# Exercise
What is the count of lines in the material below that hold "Protocol"? Answer with only that number.

# The input

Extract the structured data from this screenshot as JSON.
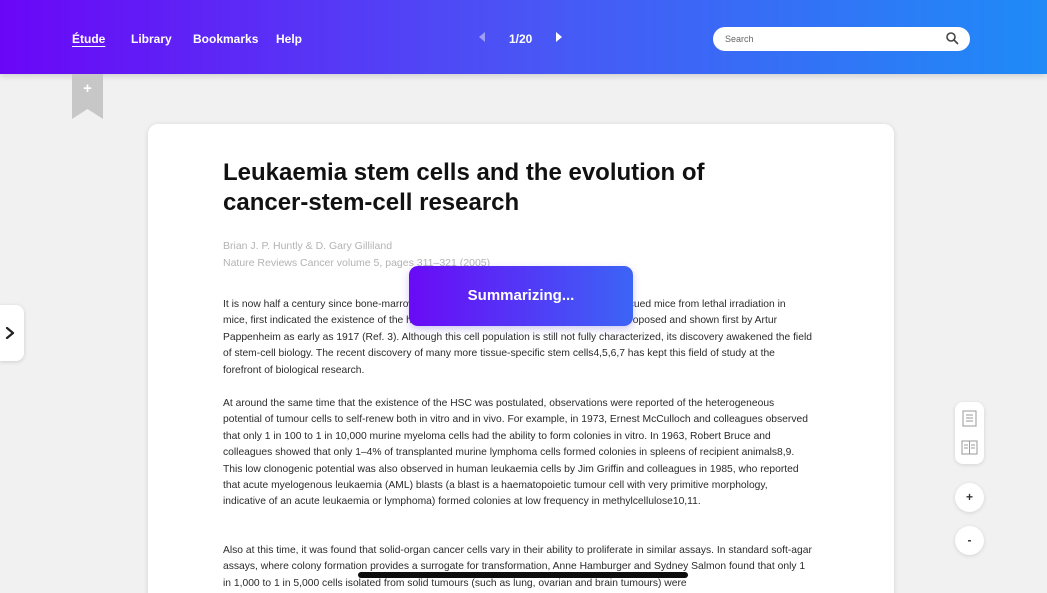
{
  "nav": {
    "links": [
      "Étude",
      "Library",
      "Bookmarks",
      "Help"
    ],
    "page_indicator": "1/20",
    "search_placeholder": "Search"
  },
  "bookmark": {
    "plus": "+"
  },
  "paper": {
    "title": "Leukaemia stem cells and the evolution of cancer-stem-cell research",
    "authors": "Brian J. P. Huntly & D. Gary Gilliland",
    "journal": "Nature Reviews Cancer volume 5, pages 311–321 (2005)",
    "paragraphs": [
      "It is now half a century since bone-marrow transplantation experiments, in which cells rescued mice from lethal irradiation in mice, first indicated the existence of the haematopoietic stem cell (HSC), a concept first proposed and shown first by Artur Pappenheim as early as 1917 (Ref. 3). Although this cell population is still not fully characterized, its discovery awakened the field of stem-cell biology. The recent discovery of many more tissue-specific stem cells4,5,6,7 has kept this field of study at the forefront of biological research.",
      "At around the same time that the existence of the HSC was postulated, observations were reported of the heterogeneous potential of tumour cells to self-renew both in vitro and in vivo. For example, in 1973, Ernest McCulloch and colleagues observed that only 1 in 100 to 1 in 10,000 murine myeloma cells had the ability to form colonies in vitro. In 1963, Robert Bruce and colleagues showed that only 1–4% of transplanted murine lymphoma cells formed colonies in spleens of recipient animals8,9. This low clonogenic potential was also observed in human leukaemia cells by Jim Griffin and colleagues in 1985, who reported that acute myelogenous leukaemia (AML) blasts (a blast is a haematopoietic tumour cell with very primitive morphology, indicative of an acute leukaemia or lymphoma) formed colonies at low frequency in methylcellulose10,11.",
      "Also at this time, it was found that solid-organ cancer cells vary in their ability to proliferate in similar assays. In standard soft-agar assays, where colony formation provides a surrogate for transformation, Anne Hamburger and Sydney Salmon found that only 1 in 1,000 to 1 in 5,000 cells isolated from solid tumours (such as lung, ovarian and brain tumours) were"
    ]
  },
  "summarize": {
    "label": "Summarizing..."
  },
  "zoom": {
    "in": "+",
    "out": "-"
  },
  "colors": {
    "accent_start": "#6a06f7",
    "accent_end": "#1f8bf7",
    "background": "#f1f1f1"
  }
}
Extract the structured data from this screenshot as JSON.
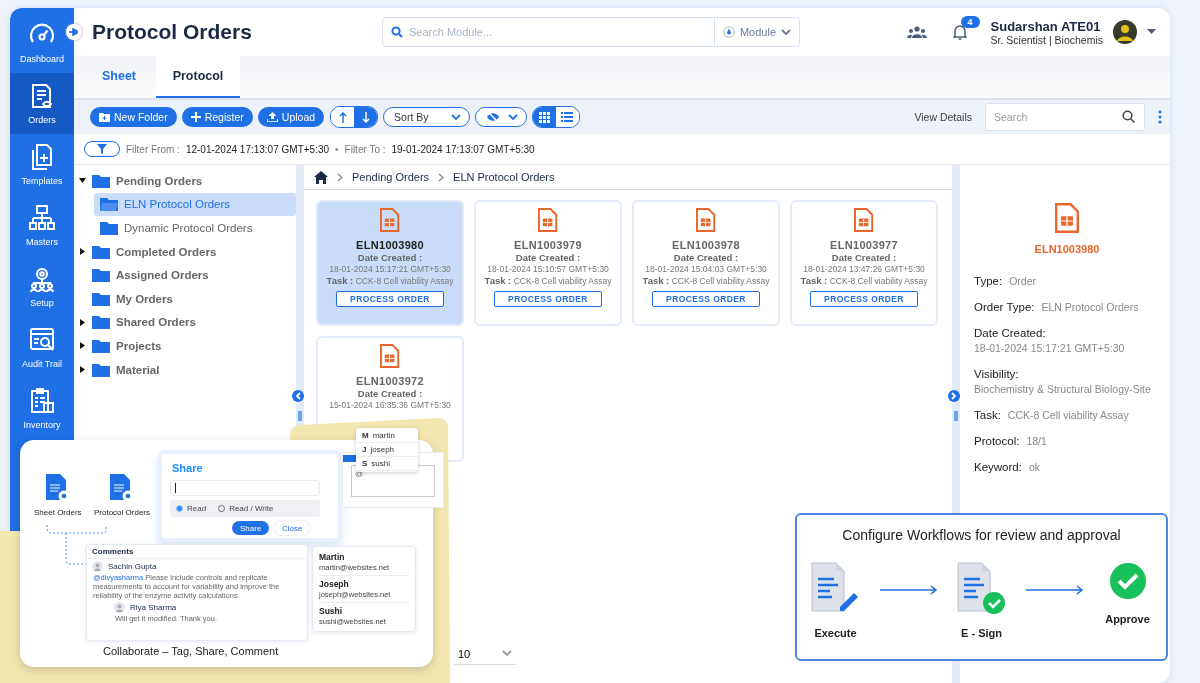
{
  "nav": [
    {
      "label": "Dashboard",
      "selected": false
    },
    {
      "label": "Orders",
      "selected": true
    },
    {
      "label": "Templates",
      "selected": false
    },
    {
      "label": "Masters",
      "selected": false
    },
    {
      "label": "Setup",
      "selected": false
    },
    {
      "label": "Audit Trail",
      "selected": false
    },
    {
      "label": "Inventory",
      "selected": false
    }
  ],
  "header": {
    "title": "Protocol Orders",
    "search": {
      "placeholder": "Search Module..."
    },
    "module": "Module",
    "notifications": "4",
    "user": {
      "name": "Sudarshan ATE01",
      "role": "Sr. Scientist | Biochemis"
    }
  },
  "tabs": [
    {
      "label": "Sheet",
      "selected": false
    },
    {
      "label": "Protocol",
      "selected": true
    }
  ],
  "toolbar": {
    "buttons": [
      {
        "label": "New Folder",
        "kind": "folder"
      },
      {
        "label": "Register",
        "kind": "plus"
      },
      {
        "label": "Upload",
        "kind": "upload"
      }
    ],
    "sort": "Sort By",
    "view_modes": [
      {
        "kind": "grid",
        "selected": true
      },
      {
        "kind": "list",
        "selected": false
      }
    ],
    "view_details": "View Details",
    "search": {
      "placeholder": "Search"
    }
  },
  "filter": {
    "from_label": "Filter From :",
    "from": "12-01-2024 17:13:07 GMT+5:30",
    "separator": "•",
    "to_label": "Filter To :",
    "to": "19-01-2024 17:13:07 GMT+5:30"
  },
  "tree": [
    {
      "label": "Pending Orders",
      "kind": "group",
      "expanded": true,
      "selected": false,
      "children": [
        {
          "label": "ELN Protocol Orders",
          "selected": true
        },
        {
          "label": "Dynamic Protocol Orders",
          "selected": false
        }
      ]
    },
    {
      "label": "Completed Orders",
      "kind": "group",
      "expanded": false,
      "selected": false
    },
    {
      "label": "Assigned Orders",
      "kind": "folder",
      "selected": false
    },
    {
      "label": "My Orders",
      "kind": "folder",
      "selected": false
    },
    {
      "label": "Shared Orders",
      "kind": "group",
      "expanded": false,
      "selected": false
    },
    {
      "label": "Projects",
      "kind": "group",
      "expanded": false,
      "selected": false
    },
    {
      "label": "Material",
      "kind": "group",
      "expanded": false,
      "selected": false
    }
  ],
  "breadcrumb": [
    "Pending Orders",
    "ELN Protocol Orders"
  ],
  "cards": [
    {
      "id": "ELN1003980",
      "date_label": "Date Created :",
      "date": "18-01-2024 15:17:21 GMT+5:30",
      "task_label": "Task :",
      "task": "CCK-8 Cell viability Assay",
      "action": "PROCESS ORDER",
      "selected": true
    },
    {
      "id": "ELN1003979",
      "date_label": "Date Created :",
      "date": "18-01-2024 15:10:57 GMT+5:30",
      "task_label": "Task :",
      "task": "CCK-8 Cell viability Assay",
      "action": "PROCESS ORDER",
      "selected": false
    },
    {
      "id": "ELN1003978",
      "date_label": "Date Created :",
      "date": "18-01-2024 15:04:03 GMT+5:30",
      "task_label": "Task :",
      "task": "CCK-8 Cell viability Assay",
      "action": "PROCESS ORDER",
      "selected": false
    },
    {
      "id": "ELN1003977",
      "date_label": "Date Created :",
      "date": "18-01-2024 13:47:26 GMT+5:30",
      "task_label": "Task :",
      "task": "CCK-8 Cell viability Assay",
      "action": "PROCESS ORDER",
      "selected": false
    },
    {
      "id": "ELN1003972",
      "date_label": "Date Created :",
      "date": "15-01-2024 16:35:36 GMT+5:30",
      "selected": false
    }
  ],
  "pager": {
    "page_size": "10"
  },
  "details": {
    "id": "ELN1003980",
    "fields": [
      {
        "label": "Type:",
        "value": "Order",
        "kind": "inline"
      },
      {
        "label": "Order Type:",
        "value": "ELN Protocol Orders",
        "kind": "inline"
      },
      {
        "label": "Date Created:",
        "value": "18-01-2024 15:17:21 GMT+5:30",
        "kind": "stacked"
      },
      {
        "label": "Visibility:",
        "value": "Biochemistry & Structural Biology-Site",
        "kind": "stacked"
      },
      {
        "label": "Task:",
        "value": "CCK-8 Cell viability Assay",
        "kind": "inline"
      },
      {
        "label": "Protocol:",
        "value": "18/1",
        "kind": "inline"
      },
      {
        "label": "Keyword:",
        "value": "ok",
        "kind": "inline"
      }
    ]
  },
  "collaborate": {
    "files": [
      "Sheet Orders",
      "Protocol Orders"
    ],
    "share": {
      "title": "Share",
      "options": [
        {
          "label": "Read",
          "selected": true
        },
        {
          "label": "Read / Write",
          "selected": false
        }
      ],
      "buttons": [
        "Share",
        "Close"
      ]
    },
    "editor_text": "@",
    "mentions": [
      {
        "initial": "M",
        "name": "martin"
      },
      {
        "initial": "J",
        "name": "joseph"
      },
      {
        "initial": "S",
        "name": "sushi"
      }
    ],
    "comments": {
      "title": "Comments",
      "items": [
        {
          "author": "Sachin Gupta",
          "mention": "@divyasharma",
          "text": " Please include controls and replicate measurements to account for variability and improve the reliability of the enzyme activity calculations."
        },
        {
          "author": "Riya Sharma",
          "text": "Will get it modified. Thank you."
        }
      ]
    },
    "contacts": [
      {
        "name": "Martin",
        "email": "martin@websites.net"
      },
      {
        "name": "Joseph",
        "email": "joseph@websites.net"
      },
      {
        "name": "Sushi",
        "email": "sushi@websites.net"
      }
    ],
    "caption": "Collaborate – Tag, Share, Comment"
  },
  "workflow": {
    "title": "Configure Workflows for review and approval",
    "steps": [
      {
        "label": "Execute",
        "kind": "execute"
      },
      {
        "label": "E - Sign",
        "kind": "sign"
      },
      {
        "label": "Approve",
        "kind": "approve"
      }
    ]
  }
}
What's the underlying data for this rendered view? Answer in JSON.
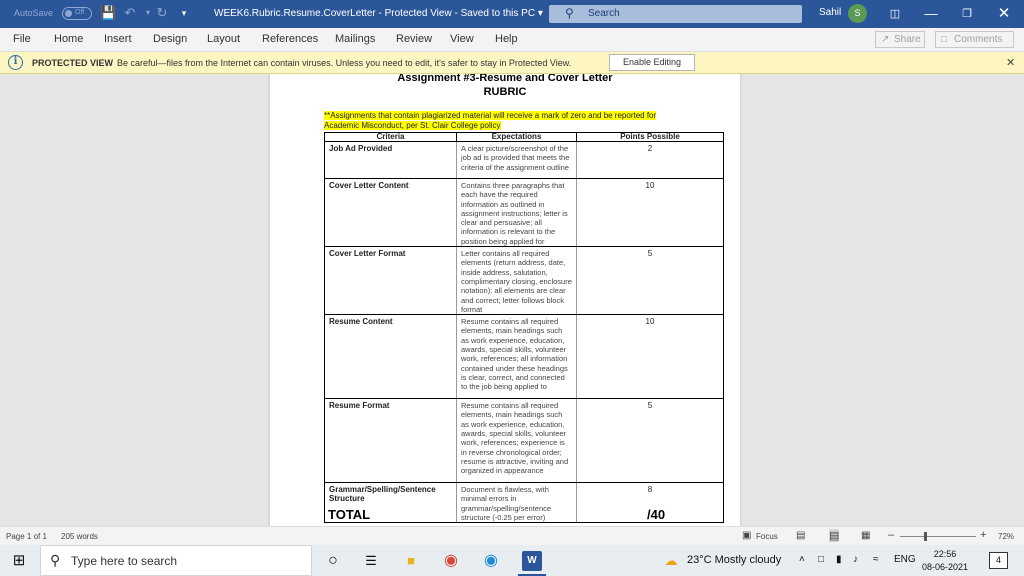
{
  "titlebar": {
    "autosave_label": "AutoSave",
    "autosave_state": "Off",
    "doc_title": "WEEK6.Rubric.Resume.CoverLetter  -  Protected View  -  Saved to this PC  ▾",
    "search_placeholder": "Search",
    "user_name": "Sahil",
    "user_initial": "S"
  },
  "menu": {
    "items": [
      "File",
      "Home",
      "Insert",
      "Design",
      "Layout",
      "References",
      "Mailings",
      "Review",
      "View",
      "Help"
    ],
    "share_label": "Share",
    "comments_label": "Comments"
  },
  "protected": {
    "title": "PROTECTED VIEW",
    "message": "Be careful—files from the Internet can contain viruses. Unless you need to edit, it's safer to stay in Protected View.",
    "enable_label": "Enable Editing"
  },
  "document": {
    "heading": "Assignment #3-Resume and Cover Letter",
    "subheading": "RUBRIC",
    "warning": "**Assignments that contain plagiarized material will receive a mark of zero and be reported for Academic Misconduct, per St. Clair College policy",
    "columns": [
      "Criteria",
      "Expectations",
      "Points Possible"
    ],
    "rows": [
      {
        "criteria": "Job Ad Provided",
        "expectations": "A clear picture/screenshot of the job ad is provided that meets the criteria of the assignment outline",
        "points": "2"
      },
      {
        "criteria": "Cover Letter Content",
        "expectations": "Contains three paragraphs that each have the required information as outlined in assignment instructions; letter is clear and persuasive; all information is relevant to the position being applied for",
        "points": "10"
      },
      {
        "criteria": "Cover Letter Format",
        "expectations": "Letter contains all required elements (return address, date, inside address, salutation, complimentary closing, enclosure notation); all elements are clear and correct; letter follows block format",
        "points": "5"
      },
      {
        "criteria": "Resume Content",
        "expectations": "Resume contains all required elements, main headings such as work experience, education, awards, special skills, volunteer work, references; all information contained under these headings is clear, correct, and connected to the job being applied to",
        "points": "10"
      },
      {
        "criteria": "Resume Format",
        "expectations": "Resume contains all required elements, main headings such as work experience, education, awards, special skills, volunteer work, references; experience is in reverse chronological order; resume is attractive, inviting and organized in appearance",
        "points": "5"
      },
      {
        "criteria": "Grammar/Spelling/Sentence Structure",
        "expectations": "Document is flawless, with minimal errors in grammar/spelling/sentence structure (-0.25 per error)",
        "points": "8"
      }
    ],
    "total_label": "TOTAL",
    "total_value": "/40"
  },
  "status": {
    "page": "Page 1 of 1",
    "words": "205 words",
    "focus": "Focus",
    "zoom": "72%",
    "zoom_fraction": 0.72
  },
  "taskbar": {
    "search_placeholder": "Type here to search",
    "weather": "23°C  Mostly cloudy",
    "lang": "ENG",
    "time": "22:56",
    "date": "08-06-2021",
    "notifications": "4"
  }
}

# Solution to this problem
8